_Given task_.
Please copy the whole review of the "Oklahoma!" revival below, word for word.

_Selection_.
This is far from the first revival of “Oklahoma!” the Central Coast has seen in the 50th anniversary year of the show that redefined the Broadway musical. And it probably won’t be the last.
But the Santa Barbara Civic Light Opera production is hands-down the best so far, and one that would make composer Richard Rodgers and lyricist Oscar Hammerstein II proud.
And probably a little relieved, to know their fledgling collaboration can still keep audiences flocking to this idealized homage to turn-of-the-century prairie settlers and the quintessential American values they lived by.
As the familiar lyrics form on our own lips even before they escape the singers’ mouths, it’s difficult to imagine there was anything revolutionary about that fringe-topped surrey or that expansive meadow with its light golden haze.
Yet Rodgers and Hammerstein were so nervous about this untested musical form, with its compact story line delivered almost entirely in song, that they felt compelled to build enthusiasm into the show’s title punctuation.
The point was evidently made--"Oklahoma!” spawned the dynasty of Rodgers and Hammerstein hits that have become the main bill of fare for groups like the Santa Barbara Civic Light Opera. Appropriately enough, with this staging of the mother of all book musicals, the SBCLO has reached a new plateau in its quest for ever-increasing professionalism.
Much of the credit goes to the company’s new artistic director, Charles Ballinger, who personally directed this season opener. Ballinger’s most notable achievement here is in narrowing the traditional gap between very talented leads and the surrounding community-theater elements (volunteer performers and budget-conscious production values). The result is in staging that is particularly well-integrated.

_Information provided_.
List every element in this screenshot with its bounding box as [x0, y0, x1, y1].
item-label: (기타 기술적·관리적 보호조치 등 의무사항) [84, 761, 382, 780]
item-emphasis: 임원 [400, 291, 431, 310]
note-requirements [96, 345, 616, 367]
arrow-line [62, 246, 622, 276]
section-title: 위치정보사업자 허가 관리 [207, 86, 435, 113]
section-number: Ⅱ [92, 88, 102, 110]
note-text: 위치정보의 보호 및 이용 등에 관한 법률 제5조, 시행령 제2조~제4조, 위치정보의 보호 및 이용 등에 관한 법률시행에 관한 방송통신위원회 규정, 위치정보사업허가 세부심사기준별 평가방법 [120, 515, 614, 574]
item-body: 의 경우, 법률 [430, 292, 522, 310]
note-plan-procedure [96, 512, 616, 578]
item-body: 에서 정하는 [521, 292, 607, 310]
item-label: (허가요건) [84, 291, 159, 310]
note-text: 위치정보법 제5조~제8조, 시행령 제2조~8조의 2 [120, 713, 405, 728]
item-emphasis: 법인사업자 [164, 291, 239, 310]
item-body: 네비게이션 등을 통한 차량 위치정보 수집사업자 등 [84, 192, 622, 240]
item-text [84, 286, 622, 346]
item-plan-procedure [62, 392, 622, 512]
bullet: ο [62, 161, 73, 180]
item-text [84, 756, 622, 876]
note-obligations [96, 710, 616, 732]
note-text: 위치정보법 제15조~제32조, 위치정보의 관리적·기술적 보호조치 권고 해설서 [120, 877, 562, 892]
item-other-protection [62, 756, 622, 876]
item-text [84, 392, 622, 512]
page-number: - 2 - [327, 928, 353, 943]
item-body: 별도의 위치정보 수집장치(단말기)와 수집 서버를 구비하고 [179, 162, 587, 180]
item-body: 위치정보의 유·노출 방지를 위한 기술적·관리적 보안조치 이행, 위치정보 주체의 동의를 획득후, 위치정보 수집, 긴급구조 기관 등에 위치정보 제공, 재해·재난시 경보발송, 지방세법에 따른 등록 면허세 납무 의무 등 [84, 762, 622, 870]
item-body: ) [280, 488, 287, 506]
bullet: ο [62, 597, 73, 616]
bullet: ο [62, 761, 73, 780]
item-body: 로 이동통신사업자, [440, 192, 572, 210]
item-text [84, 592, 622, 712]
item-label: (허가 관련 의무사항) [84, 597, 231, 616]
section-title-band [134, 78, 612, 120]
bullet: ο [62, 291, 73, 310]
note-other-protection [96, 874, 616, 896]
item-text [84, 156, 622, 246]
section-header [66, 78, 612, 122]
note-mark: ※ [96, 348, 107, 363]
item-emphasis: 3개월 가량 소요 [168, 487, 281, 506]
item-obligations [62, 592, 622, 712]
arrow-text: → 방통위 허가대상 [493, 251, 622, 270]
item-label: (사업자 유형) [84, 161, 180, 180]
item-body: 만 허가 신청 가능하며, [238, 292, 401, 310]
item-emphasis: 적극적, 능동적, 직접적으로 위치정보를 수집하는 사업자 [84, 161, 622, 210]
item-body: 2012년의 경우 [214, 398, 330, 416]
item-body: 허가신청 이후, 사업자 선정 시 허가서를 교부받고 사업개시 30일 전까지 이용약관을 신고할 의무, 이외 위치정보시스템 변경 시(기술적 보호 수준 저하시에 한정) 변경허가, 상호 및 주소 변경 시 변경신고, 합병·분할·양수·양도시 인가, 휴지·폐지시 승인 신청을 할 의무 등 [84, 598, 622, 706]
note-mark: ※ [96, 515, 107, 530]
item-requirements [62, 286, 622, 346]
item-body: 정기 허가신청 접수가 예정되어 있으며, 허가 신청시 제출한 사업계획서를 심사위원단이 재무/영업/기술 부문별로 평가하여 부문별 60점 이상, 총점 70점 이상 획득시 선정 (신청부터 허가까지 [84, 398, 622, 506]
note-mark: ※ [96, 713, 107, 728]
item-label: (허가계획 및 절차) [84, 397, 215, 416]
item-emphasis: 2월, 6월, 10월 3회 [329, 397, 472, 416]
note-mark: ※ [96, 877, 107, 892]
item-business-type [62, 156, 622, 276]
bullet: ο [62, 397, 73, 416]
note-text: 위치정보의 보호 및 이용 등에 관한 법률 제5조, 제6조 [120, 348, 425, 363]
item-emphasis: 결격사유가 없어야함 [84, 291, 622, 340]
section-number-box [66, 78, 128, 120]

_Correct response_.
This is far from the first revival of “Oklahoma!” the Central Coast has seen in the 50th anniversary year of the show that redefined the Broadway musical. And it probably won’t be the last.
But the Santa Barbara Civic Light Opera production is hands-down the best so far, and one that would make composer Richard Rodgers and lyricist Oscar Hammerstein II proud.
And probably a little relieved, to know their fledgling collaboration can still keep audiences flocking to this idealized homage to turn-of-the-century prairie settlers and the quintessential American values they lived by.
As the familiar lyrics form on our own lips even before they escape the singers’ mouths, it’s difficult to imagine there was anything revolutionary about that fringe-topped surrey or that expansive meadow with its light golden haze.
Yet Rodgers and Hammerstein were so nervous about this untested musical form, with its compact story line delivered almost entirely in song, that they felt compelled to build enthusiasm into the show’s title punctuation.
The point was evidently made--"Oklahoma!” spawned the dynasty of Rodgers and Hammerstein hits that have become the main bill of fare for groups like the Santa Barbara Civic Light Opera. Appropriately enough, with this staging of the mother of all book musicals, the SBCLO has reached a new plateau in its quest for ever-increasing professionalism.
Much of the credit goes to the company’s new artistic director, Charles Ballinger, who personally directed this season opener. Ballinger’s most notable achievement here is in narrowing the traditional gap between very talented leads and the surrounding community-theater elements (volunteer performers and budget-conscious production values). The result is in staging that is particularly well-integrated.